Exercise: Write out every entry, unchanged. Skip any picture.

* BEGIN Supplied material *

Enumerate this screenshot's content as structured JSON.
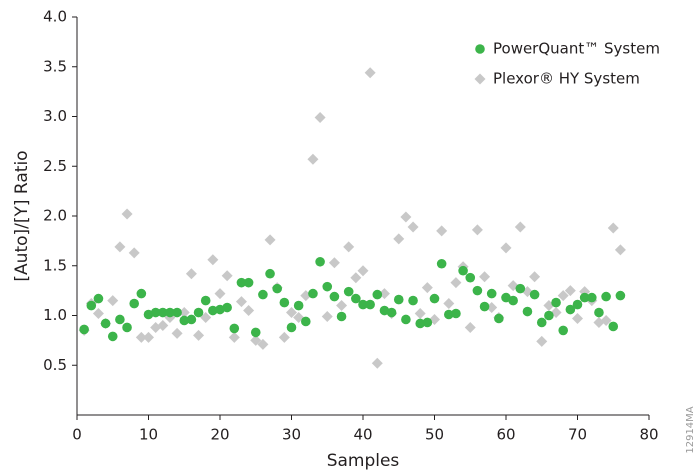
{
  "chart_data": {
    "type": "scatter",
    "y_label": "[Auto]/[Y] Ratio",
    "x_label": "Samples",
    "annotation": "12914MA",
    "x": [
      1,
      2,
      3,
      4,
      5,
      6,
      7,
      8,
      9,
      10,
      11,
      12,
      13,
      14,
      15,
      16,
      17,
      18,
      19,
      20,
      21,
      22,
      23,
      24,
      25,
      26,
      27,
      28,
      29,
      30,
      31,
      32,
      33,
      34,
      35,
      36,
      37,
      38,
      39,
      40,
      41,
      42,
      43,
      44,
      45,
      46,
      47,
      48,
      49,
      50,
      51,
      52,
      53,
      54,
      55,
      56,
      57,
      58,
      59,
      60,
      61,
      62,
      63,
      64,
      65,
      66,
      67,
      68,
      69,
      70,
      71,
      72,
      73,
      74,
      75,
      76
    ],
    "series": [
      {
        "name": "Plexor® HY System",
        "color": "#c8c8c8",
        "marker": "diamond",
        "values": [
          0.85,
          1.12,
          1.02,
          0.92,
          1.15,
          1.69,
          2.02,
          1.63,
          0.78,
          0.78,
          0.88,
          0.9,
          0.98,
          0.82,
          1.03,
          1.42,
          0.8,
          0.98,
          1.56,
          1.22,
          1.4,
          0.78,
          1.14,
          1.05,
          0.75,
          0.71,
          1.76,
          1.28,
          0.78,
          1.03,
          0.98,
          1.2,
          2.57,
          2.99,
          0.99,
          1.53,
          1.1,
          1.69,
          1.38,
          1.45,
          3.44,
          0.52,
          1.22,
          1.02,
          1.77,
          1.99,
          1.89,
          1.02,
          1.28,
          0.96,
          1.85,
          1.12,
          1.33,
          1.49,
          0.88,
          1.86,
          1.39,
          1.08,
          0.98,
          1.68,
          1.3,
          1.89,
          1.24,
          1.39,
          0.74,
          1.1,
          1.03,
          1.2,
          1.25,
          0.97,
          1.24,
          1.15,
          0.93,
          0.95,
          1.88,
          1.66
        ]
      },
      {
        "name": "PowerQuant™ System",
        "color": "#3cb44a",
        "marker": "circle",
        "values": [
          0.86,
          1.1,
          1.17,
          0.92,
          0.79,
          0.96,
          0.88,
          1.12,
          1.22,
          1.01,
          1.03,
          1.03,
          1.03,
          1.03,
          0.95,
          0.96,
          1.03,
          1.15,
          1.05,
          1.06,
          1.08,
          0.87,
          1.33,
          1.33,
          0.83,
          1.21,
          1.42,
          1.27,
          1.13,
          0.88,
          1.1,
          0.94,
          1.22,
          1.54,
          1.29,
          1.19,
          0.99,
          1.24,
          1.17,
          1.11,
          1.11,
          1.21,
          1.05,
          1.03,
          1.16,
          0.96,
          1.15,
          0.92,
          0.93,
          1.17,
          1.52,
          1.01,
          1.02,
          1.45,
          1.38,
          1.25,
          1.09,
          1.22,
          0.97,
          1.18,
          1.15,
          1.27,
          1.04,
          1.21,
          0.93,
          1.0,
          1.13,
          0.85,
          1.06,
          1.11,
          1.18,
          1.18,
          1.03,
          1.19,
          0.89,
          1.2
        ]
      }
    ],
    "xlim": [
      0,
      80
    ],
    "xticks": [
      0,
      10,
      20,
      30,
      40,
      50,
      60,
      70,
      80
    ],
    "ylim": [
      0,
      4
    ],
    "yticks": [
      {
        "value": 0.5,
        "label": "0.5"
      },
      {
        "value": 1,
        "label": "1.0"
      },
      {
        "value": 1.5,
        "label": "1.5"
      },
      {
        "value": 2,
        "label": "2.0"
      },
      {
        "value": 2.5,
        "label": "2.5"
      },
      {
        "value": 3,
        "label": "3.0"
      },
      {
        "value": 3.5,
        "label": "3.5"
      },
      {
        "value": 4,
        "label": "4.0"
      }
    ],
    "grid": false,
    "legend": "top-right"
  }
}
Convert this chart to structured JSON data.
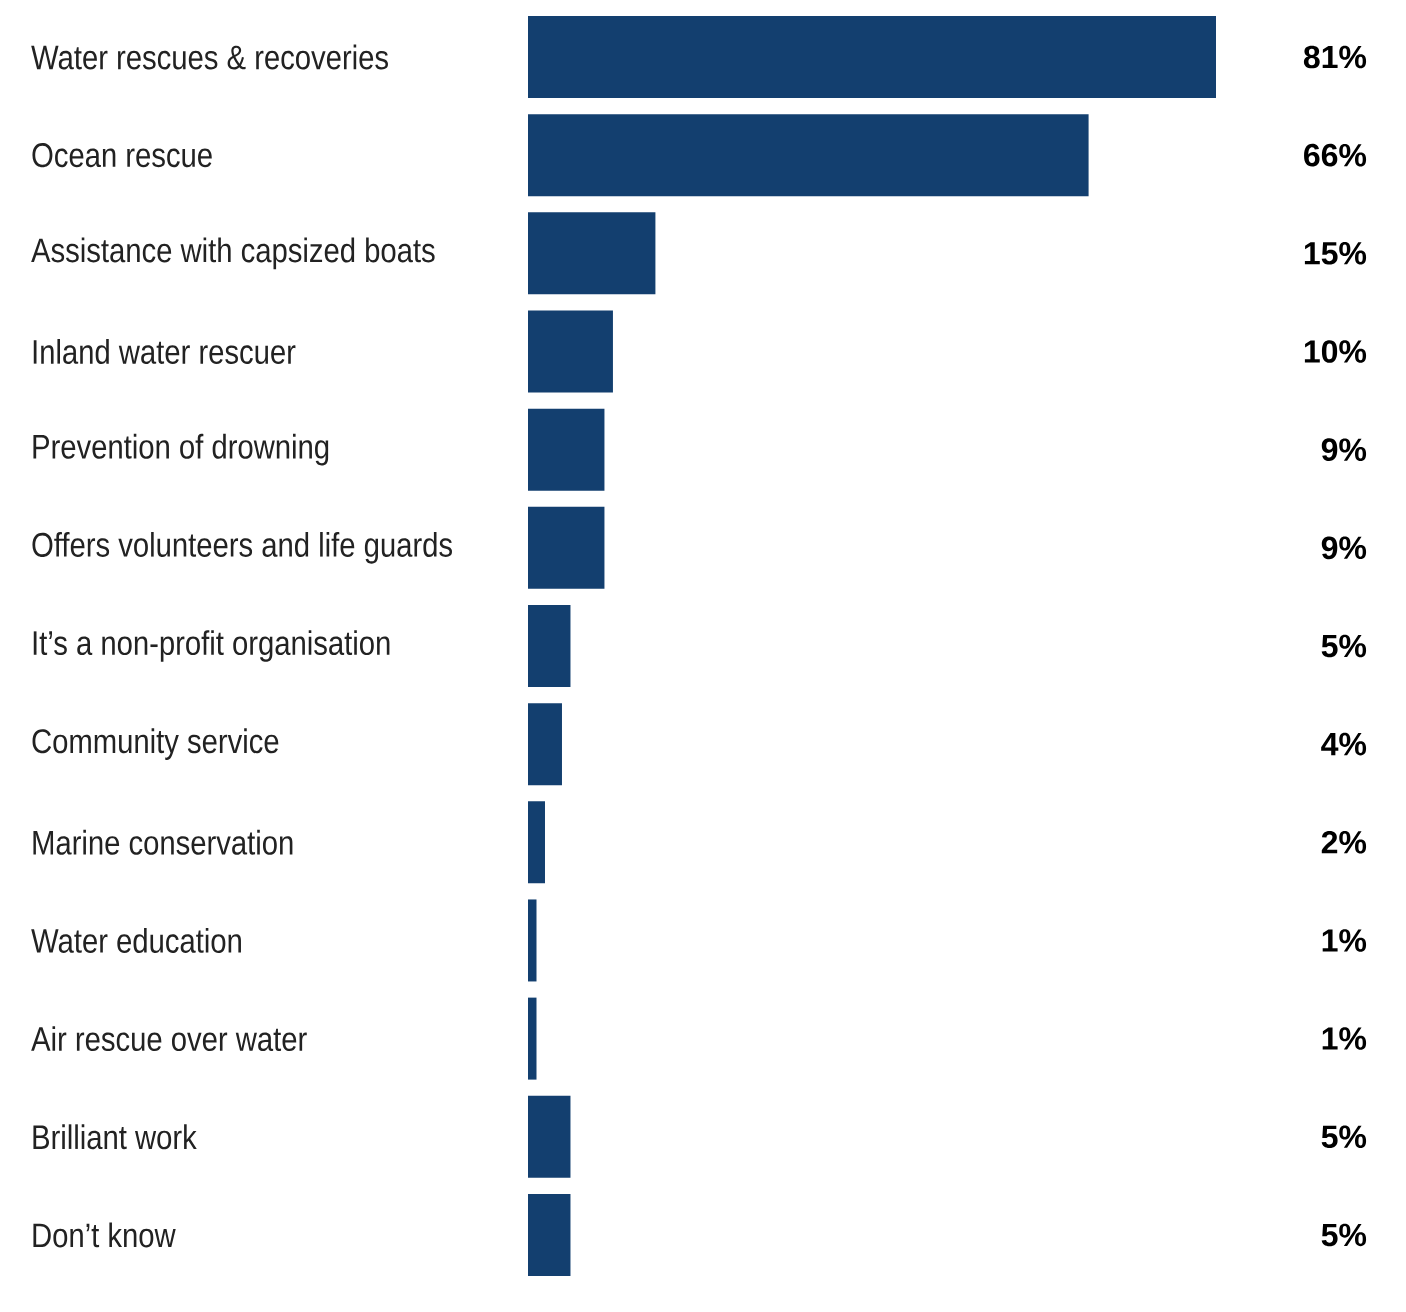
{
  "chart_data": {
    "type": "bar",
    "orientation": "horizontal",
    "categories": [
      "Water rescues & recoveries",
      "Ocean rescue",
      "Assistance with capsized boats",
      "Inland water rescuer",
      "Prevention of drowning",
      "Offers volunteers and life guards",
      "It’s a non-profit organisation",
      "Community service",
      "Marine conservation",
      "Water education",
      "Air rescue over water",
      "Brilliant work",
      "Don’t know"
    ],
    "values": [
      81,
      66,
      15,
      10,
      9,
      9,
      5,
      4,
      2,
      1,
      1,
      5,
      5
    ],
    "value_labels": [
      "81%",
      "66%",
      "15%",
      "10%",
      "9%",
      "9%",
      "5%",
      "4%",
      "2%",
      "1%",
      "1%",
      "5%",
      "5%"
    ],
    "color": "#133f6f"
  }
}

* END Supplied material *

Solution to this exercise:
Enumerate this screenshot's content as structured JSON.
{
  "chart_data": {
    "type": "scatter",
    "y_label": "[Auto]/[Y] Ratio",
    "x_label": "Samples",
    "annotation": "12914MA",
    "x": [
      1,
      2,
      3,
      4,
      5,
      6,
      7,
      8,
      9,
      10,
      11,
      12,
      13,
      14,
      15,
      16,
      17,
      18,
      19,
      20,
      21,
      22,
      23,
      24,
      25,
      26,
      27,
      28,
      29,
      30,
      31,
      32,
      33,
      34,
      35,
      36,
      37,
      38,
      39,
      40,
      41,
      42,
      43,
      44,
      45,
      46,
      47,
      48,
      49,
      50,
      51,
      52,
      53,
      54,
      55,
      56,
      57,
      58,
      59,
      60,
      61,
      62,
      63,
      64,
      65,
      66,
      67,
      68,
      69,
      70,
      71,
      72,
      73,
      74,
      75,
      76
    ],
    "series": [
      {
        "name": "Plexor® HY System",
        "color": "#c8c8c8",
        "marker": "diamond",
        "values": [
          0.85,
          1.12,
          1.02,
          0.92,
          1.15,
          1.69,
          2.02,
          1.63,
          0.78,
          0.78,
          0.88,
          0.9,
          0.98,
          0.82,
          1.03,
          1.42,
          0.8,
          0.98,
          1.56,
          1.22,
          1.4,
          0.78,
          1.14,
          1.05,
          0.75,
          0.71,
          1.76,
          1.28,
          0.78,
          1.03,
          0.98,
          1.2,
          2.57,
          2.99,
          0.99,
          1.53,
          1.1,
          1.69,
          1.38,
          1.45,
          3.44,
          0.52,
          1.22,
          1.02,
          1.77,
          1.99,
          1.89,
          1.02,
          1.28,
          0.96,
          1.85,
          1.12,
          1.33,
          1.49,
          0.88,
          1.86,
          1.39,
          1.08,
          0.98,
          1.68,
          1.3,
          1.89,
          1.24,
          1.39,
          0.74,
          1.1,
          1.03,
          1.2,
          1.25,
          0.97,
          1.24,
          1.15,
          0.93,
          0.95,
          1.88,
          1.66
        ]
      },
      {
        "name": "PowerQuant™ System",
        "color": "#3cb44a",
        "marker": "circle",
        "values": [
          0.86,
          1.1,
          1.17,
          0.92,
          0.79,
          0.96,
          0.88,
          1.12,
          1.22,
          1.01,
          1.03,
          1.03,
          1.03,
          1.03,
          0.95,
          0.96,
          1.03,
          1.15,
          1.05,
          1.06,
          1.08,
          0.87,
          1.33,
          1.33,
          0.83,
          1.21,
          1.42,
          1.27,
          1.13,
          0.88,
          1.1,
          0.94,
          1.22,
          1.54,
          1.29,
          1.19,
          0.99,
          1.24,
          1.17,
          1.11,
          1.11,
          1.21,
          1.05,
          1.03,
          1.16,
          0.96,
          1.15,
          0.92,
          0.93,
          1.17,
          1.52,
          1.01,
          1.02,
          1.45,
          1.38,
          1.25,
          1.09,
          1.22,
          0.97,
          1.18,
          1.15,
          1.27,
          1.04,
          1.21,
          0.93,
          1.0,
          1.13,
          0.85,
          1.06,
          1.11,
          1.18,
          1.18,
          1.03,
          1.19,
          0.89,
          1.2
        ]
      }
    ],
    "xlim": [
      0,
      80
    ],
    "xticks": [
      0,
      10,
      20,
      30,
      40,
      50,
      60,
      70,
      80
    ],
    "ylim": [
      0,
      4
    ],
    "yticks": [
      {
        "value": 0.5,
        "label": "0.5"
      },
      {
        "value": 1,
        "label": "1.0"
      },
      {
        "value": 1.5,
        "label": "1.5"
      },
      {
        "value": 2,
        "label": "2.0"
      },
      {
        "value": 2.5,
        "label": "2.5"
      },
      {
        "value": 3,
        "label": "3.0"
      },
      {
        "value": 3.5,
        "label": "3.5"
      },
      {
        "value": 4,
        "label": "4.0"
      }
    ],
    "grid": false,
    "legend": "top-right"
  }
}
Convert this chart to structured JSON data.
{
  "chart_data": {
    "type": "bar",
    "orientation": "horizontal",
    "categories": [
      "Water rescues & recoveries",
      "Ocean rescue",
      "Assistance with capsized boats",
      "Inland water rescuer",
      "Prevention of drowning",
      "Offers volunteers and life guards",
      "It’s a non-profit organisation",
      "Community service",
      "Marine conservation",
      "Water education",
      "Air rescue over water",
      "Brilliant work",
      "Don’t know"
    ],
    "values": [
      81,
      66,
      15,
      10,
      9,
      9,
      5,
      4,
      2,
      1,
      1,
      5,
      5
    ],
    "value_labels": [
      "81%",
      "66%",
      "15%",
      "10%",
      "9%",
      "9%",
      "5%",
      "4%",
      "2%",
      "1%",
      "1%",
      "5%",
      "5%"
    ],
    "color": "#133f6f"
  }
}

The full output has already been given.